=== Fragmento seleccionado ===


    “The guitars and compositions must be sent to the Russian legation in Brussels before the last day of November 1856.”


    De la Independencia belga tomamos las siguientes noticias acerca de un concurso musical de guitarra, que no dudamos serán leídas con gusto por nuestros lectores.

    El generoso pensamiento del ruso Makaroff, digno de un verdadero aficionado al arte encantador de la música, debe hallar eco en toda Europa y especialmente en nuestra Península, donde ha nacido la guitarra, esa dulce heredera de la armonía de la lira griega y del laud tan diestramente pulsado por los entusiastas trobadores de la Edad Media.

    La guitarra, ese instrumento verdaderamente nacional que el absurdo despotismo de la Deidad caprichosa que se llama moda, ha venido á arrancar en nuestros días de las manos de las españolas de distincion, para dejarlo relegado en los cuatro reinos de Andalucía á ser la orquesta y el alma de los bailes del candil y el instrumento con que se acompañan todos los jaleos y cantos populares de aquella region, ha merecido o fijar actualmente la atención de un aficionado del Norte. Creemos que en la patria de Sors, Aguado, Huerta, Carnicer, Ciebra, Sanz y tantos otros célebres compositores y guitarristas, no puede menos de mirarse con interés el próximo concurso á que nos referimos.

    «Entre los instrumentos de música condenados por la moda á un duro ostracismo se encuentra la guitarra cuya boga estraordinaria en otro tiempo, se ha convertido en el día en la mas desconsoladora indiferencia ó en el mas amargo desde. La guitarra fué acusada de insuficiente é inhábil para la espresion de la música seria y no bastaron los esfuerzos ni el indisputable talento de Mauro Juliani, que ha sido sin duda el primer compositor y guitarrista que se ha conocido, para rehabilitar el perdido crédito de este instrumento.

    »Mucho tendríamos que escribir para esplicar la causa de semejante decadencia, una de las que con mas rápidez se han verificado en nuestra época tan fecunda en sucesos de igual género; pero nos limitaremos á indicar las principales causas que han producido esta postergacion de la guitarra, que consisten evidentemente, en nuestro concepto, en la escasa perfección de sus medios mecánicos y en la completa nulidad de las modernas composiciones musicales escritas para este dulce instrumento. En estos últimos años los tocadores de Viena han trabajado con empeño, aunque con poco éxito, por mejorar las condiciones armónicas de la guitarra.

=== Datos del ejercicio ===

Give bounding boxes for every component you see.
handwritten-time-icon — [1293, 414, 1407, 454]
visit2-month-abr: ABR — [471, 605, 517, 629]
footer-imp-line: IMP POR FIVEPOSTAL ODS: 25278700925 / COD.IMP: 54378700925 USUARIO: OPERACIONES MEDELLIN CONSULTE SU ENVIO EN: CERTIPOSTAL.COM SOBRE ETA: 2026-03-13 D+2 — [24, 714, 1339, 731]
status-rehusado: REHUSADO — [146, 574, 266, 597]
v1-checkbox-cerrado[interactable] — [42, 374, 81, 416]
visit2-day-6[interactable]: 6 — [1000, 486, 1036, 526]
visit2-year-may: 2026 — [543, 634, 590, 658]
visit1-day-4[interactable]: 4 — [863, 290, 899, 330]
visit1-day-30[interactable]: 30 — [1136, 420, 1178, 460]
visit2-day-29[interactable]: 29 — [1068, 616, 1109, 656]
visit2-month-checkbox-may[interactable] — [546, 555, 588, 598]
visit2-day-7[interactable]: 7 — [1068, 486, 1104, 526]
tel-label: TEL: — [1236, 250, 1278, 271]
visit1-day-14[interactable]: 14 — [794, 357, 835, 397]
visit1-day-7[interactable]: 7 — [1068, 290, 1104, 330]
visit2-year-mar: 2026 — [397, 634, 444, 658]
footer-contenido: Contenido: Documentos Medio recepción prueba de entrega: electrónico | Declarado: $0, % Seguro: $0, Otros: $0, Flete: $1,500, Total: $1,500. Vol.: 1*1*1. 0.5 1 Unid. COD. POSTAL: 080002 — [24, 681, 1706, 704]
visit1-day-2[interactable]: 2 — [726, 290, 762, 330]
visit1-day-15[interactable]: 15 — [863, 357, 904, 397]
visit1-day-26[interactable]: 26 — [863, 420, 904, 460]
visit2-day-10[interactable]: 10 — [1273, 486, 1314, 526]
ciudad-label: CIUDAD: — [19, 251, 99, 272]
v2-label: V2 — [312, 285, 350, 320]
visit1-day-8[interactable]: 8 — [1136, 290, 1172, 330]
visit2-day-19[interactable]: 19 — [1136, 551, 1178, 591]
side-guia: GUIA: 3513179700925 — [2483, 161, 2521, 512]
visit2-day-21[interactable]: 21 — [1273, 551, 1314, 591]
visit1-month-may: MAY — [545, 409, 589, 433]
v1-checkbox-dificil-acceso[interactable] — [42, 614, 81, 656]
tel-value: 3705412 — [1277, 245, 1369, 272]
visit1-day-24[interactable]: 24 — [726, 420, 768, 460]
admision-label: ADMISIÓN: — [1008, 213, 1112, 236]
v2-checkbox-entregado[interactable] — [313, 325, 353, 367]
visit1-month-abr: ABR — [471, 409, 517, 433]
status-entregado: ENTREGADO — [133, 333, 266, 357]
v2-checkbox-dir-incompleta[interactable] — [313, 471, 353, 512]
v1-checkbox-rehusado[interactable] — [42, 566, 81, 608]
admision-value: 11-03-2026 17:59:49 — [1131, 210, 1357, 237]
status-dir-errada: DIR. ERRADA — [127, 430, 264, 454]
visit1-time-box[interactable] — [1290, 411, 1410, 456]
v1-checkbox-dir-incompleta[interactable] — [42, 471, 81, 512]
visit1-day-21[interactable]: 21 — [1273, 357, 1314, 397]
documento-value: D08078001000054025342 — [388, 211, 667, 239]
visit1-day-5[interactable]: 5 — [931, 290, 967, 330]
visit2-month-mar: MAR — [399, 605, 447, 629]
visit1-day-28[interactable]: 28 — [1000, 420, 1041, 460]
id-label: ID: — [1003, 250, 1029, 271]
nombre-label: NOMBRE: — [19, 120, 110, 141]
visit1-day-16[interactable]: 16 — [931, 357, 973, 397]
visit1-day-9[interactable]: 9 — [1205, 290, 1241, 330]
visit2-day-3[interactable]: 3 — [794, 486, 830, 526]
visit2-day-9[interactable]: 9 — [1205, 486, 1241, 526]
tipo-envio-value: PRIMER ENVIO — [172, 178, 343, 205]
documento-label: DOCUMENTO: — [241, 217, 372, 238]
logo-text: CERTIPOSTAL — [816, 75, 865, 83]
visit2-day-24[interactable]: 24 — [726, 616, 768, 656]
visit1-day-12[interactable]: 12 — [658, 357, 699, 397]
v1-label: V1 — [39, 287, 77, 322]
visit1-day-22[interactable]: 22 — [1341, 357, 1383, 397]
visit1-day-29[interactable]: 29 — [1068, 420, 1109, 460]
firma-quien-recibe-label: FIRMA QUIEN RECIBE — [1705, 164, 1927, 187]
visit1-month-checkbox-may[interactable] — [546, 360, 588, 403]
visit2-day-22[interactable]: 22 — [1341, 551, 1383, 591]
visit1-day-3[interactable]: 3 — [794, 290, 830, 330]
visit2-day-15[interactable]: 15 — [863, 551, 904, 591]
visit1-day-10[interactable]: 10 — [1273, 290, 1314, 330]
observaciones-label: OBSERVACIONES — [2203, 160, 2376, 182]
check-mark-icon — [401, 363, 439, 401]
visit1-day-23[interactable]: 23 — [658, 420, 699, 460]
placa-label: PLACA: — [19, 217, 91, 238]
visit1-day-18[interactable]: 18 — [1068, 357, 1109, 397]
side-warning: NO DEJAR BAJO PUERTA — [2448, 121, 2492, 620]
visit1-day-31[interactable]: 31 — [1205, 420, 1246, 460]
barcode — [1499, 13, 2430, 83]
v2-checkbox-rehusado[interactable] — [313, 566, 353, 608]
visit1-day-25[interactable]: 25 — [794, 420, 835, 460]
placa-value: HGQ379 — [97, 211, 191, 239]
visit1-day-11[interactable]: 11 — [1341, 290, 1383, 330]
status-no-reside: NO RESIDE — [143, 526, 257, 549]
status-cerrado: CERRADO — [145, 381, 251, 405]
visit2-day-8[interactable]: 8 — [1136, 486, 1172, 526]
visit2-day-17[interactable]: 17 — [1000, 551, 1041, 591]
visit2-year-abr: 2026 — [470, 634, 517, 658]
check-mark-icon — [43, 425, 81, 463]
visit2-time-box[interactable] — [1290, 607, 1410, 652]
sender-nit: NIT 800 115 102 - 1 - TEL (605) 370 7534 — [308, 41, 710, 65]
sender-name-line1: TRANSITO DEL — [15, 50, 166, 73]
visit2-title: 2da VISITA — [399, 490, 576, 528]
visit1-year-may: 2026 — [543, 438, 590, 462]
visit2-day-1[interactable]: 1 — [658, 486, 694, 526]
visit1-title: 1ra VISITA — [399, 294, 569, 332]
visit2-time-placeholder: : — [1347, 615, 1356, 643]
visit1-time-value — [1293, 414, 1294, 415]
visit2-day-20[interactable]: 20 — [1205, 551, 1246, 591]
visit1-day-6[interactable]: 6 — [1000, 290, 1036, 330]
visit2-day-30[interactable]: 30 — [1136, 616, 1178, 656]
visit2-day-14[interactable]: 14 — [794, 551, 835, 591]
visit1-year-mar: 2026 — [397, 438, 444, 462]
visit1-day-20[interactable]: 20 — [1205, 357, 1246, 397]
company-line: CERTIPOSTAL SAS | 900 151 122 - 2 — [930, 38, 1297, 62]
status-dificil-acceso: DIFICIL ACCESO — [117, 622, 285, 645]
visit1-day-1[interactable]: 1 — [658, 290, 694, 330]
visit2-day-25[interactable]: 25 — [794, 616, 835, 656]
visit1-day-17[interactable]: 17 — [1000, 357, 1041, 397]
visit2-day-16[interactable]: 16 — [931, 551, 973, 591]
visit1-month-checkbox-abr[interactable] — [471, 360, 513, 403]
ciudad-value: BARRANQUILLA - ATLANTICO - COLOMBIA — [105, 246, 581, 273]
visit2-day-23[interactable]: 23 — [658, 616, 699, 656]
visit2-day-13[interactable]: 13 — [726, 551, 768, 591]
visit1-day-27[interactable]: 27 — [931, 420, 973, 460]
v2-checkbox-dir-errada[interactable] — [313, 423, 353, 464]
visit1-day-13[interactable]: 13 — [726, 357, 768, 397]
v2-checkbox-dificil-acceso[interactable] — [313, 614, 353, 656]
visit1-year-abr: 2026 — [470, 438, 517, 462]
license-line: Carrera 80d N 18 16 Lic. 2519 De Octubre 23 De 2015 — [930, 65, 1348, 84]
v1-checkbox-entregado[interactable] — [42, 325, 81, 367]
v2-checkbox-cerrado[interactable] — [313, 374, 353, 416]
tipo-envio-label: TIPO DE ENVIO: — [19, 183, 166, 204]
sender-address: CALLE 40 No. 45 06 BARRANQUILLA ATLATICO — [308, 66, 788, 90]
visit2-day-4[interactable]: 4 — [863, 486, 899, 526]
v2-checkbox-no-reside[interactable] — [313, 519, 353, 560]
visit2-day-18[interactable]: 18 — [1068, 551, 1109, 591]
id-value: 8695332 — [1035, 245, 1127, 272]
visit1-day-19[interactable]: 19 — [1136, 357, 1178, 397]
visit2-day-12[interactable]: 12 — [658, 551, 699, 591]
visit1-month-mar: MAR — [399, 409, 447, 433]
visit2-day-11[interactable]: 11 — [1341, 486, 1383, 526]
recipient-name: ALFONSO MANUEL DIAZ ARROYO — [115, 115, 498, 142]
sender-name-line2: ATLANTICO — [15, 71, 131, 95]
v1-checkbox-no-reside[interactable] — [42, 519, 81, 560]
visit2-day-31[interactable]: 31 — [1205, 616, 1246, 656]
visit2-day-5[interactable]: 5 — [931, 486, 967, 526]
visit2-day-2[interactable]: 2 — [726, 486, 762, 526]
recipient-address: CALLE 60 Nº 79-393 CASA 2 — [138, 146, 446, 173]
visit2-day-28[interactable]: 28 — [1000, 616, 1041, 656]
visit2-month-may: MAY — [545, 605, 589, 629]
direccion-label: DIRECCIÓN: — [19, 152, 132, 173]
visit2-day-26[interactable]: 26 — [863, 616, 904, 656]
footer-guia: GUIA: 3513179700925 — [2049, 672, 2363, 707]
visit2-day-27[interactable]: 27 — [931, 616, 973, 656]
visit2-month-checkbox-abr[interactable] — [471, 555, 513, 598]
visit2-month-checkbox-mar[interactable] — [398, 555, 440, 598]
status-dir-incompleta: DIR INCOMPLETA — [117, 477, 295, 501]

===

Consigna 1:
Según el texto sobre el concurso de guitarra, ¿quién ha sido sin duda el primer compositor y guitarrista que se ha conocido?
Consigna 2:
Continúa, por favor, el texto sobre el concurso de guitarra a partir de su última oración.
El listado no hace falta para resolver lo que se pide aquí.

Respuesta 1:
Mauro Juliani.

Respuesta 2:
    »Uno de los filarmónicos mas distinguidos de Rusia, M. Nicolás Makaroff, guiado por su ardiente amor á la música en general y á la guitarra en particular, acaba de proponer un concurso por medio de uno de los órganos mas autorizados de la prensa moscovita, la Gaceta de San Petersburgo, cuyo objeto será escitar la emulacion de los tocadores y compositores, y reconquistar para la guitarra un honroso lugar entre los instrumentos de salon. Este concurso, que debe tener lugar en Bruselas, se dividirá en dos secciones; en la primera se adjudicará un premio de ochocientos francos á la mejor composicion escrita para guitarra, y un accesit de quinientos francos á la calificada en segundo lugar por los jueces.

    »Se concederán tambien otros dos premios de ochocientos y quinientos francos á los constructores de las dos mejores guitarras, de gran tamaño y con diez cuerdas, que reunan las condiciones apeticibles en todo instrumento perfecto, esto es, plenitud, dulzura y sonoridad de voces.  

    »Las piezas musicales deberán escribirse para guitarra de seis ó diez cuerdas, y con acompañamiento de piano ó sin él. El mismo compositor podrá alcanzar los dos premios si sus obras son calificadas como las dos mejores de cuantas se hayan presentado. La primera condicion del concurso es que la müsica escrita sea ejecutable, no almitiendo por tanto esas lucubraciones fantasticas, que de ordinario no pueden ser interpretadas por nadie, nie aun por sus propios autores.

    »Las guitarras y las composiciones deben remitirse á la legacion Rusa en Bruselas antes del último dia de noviembre de 1856.»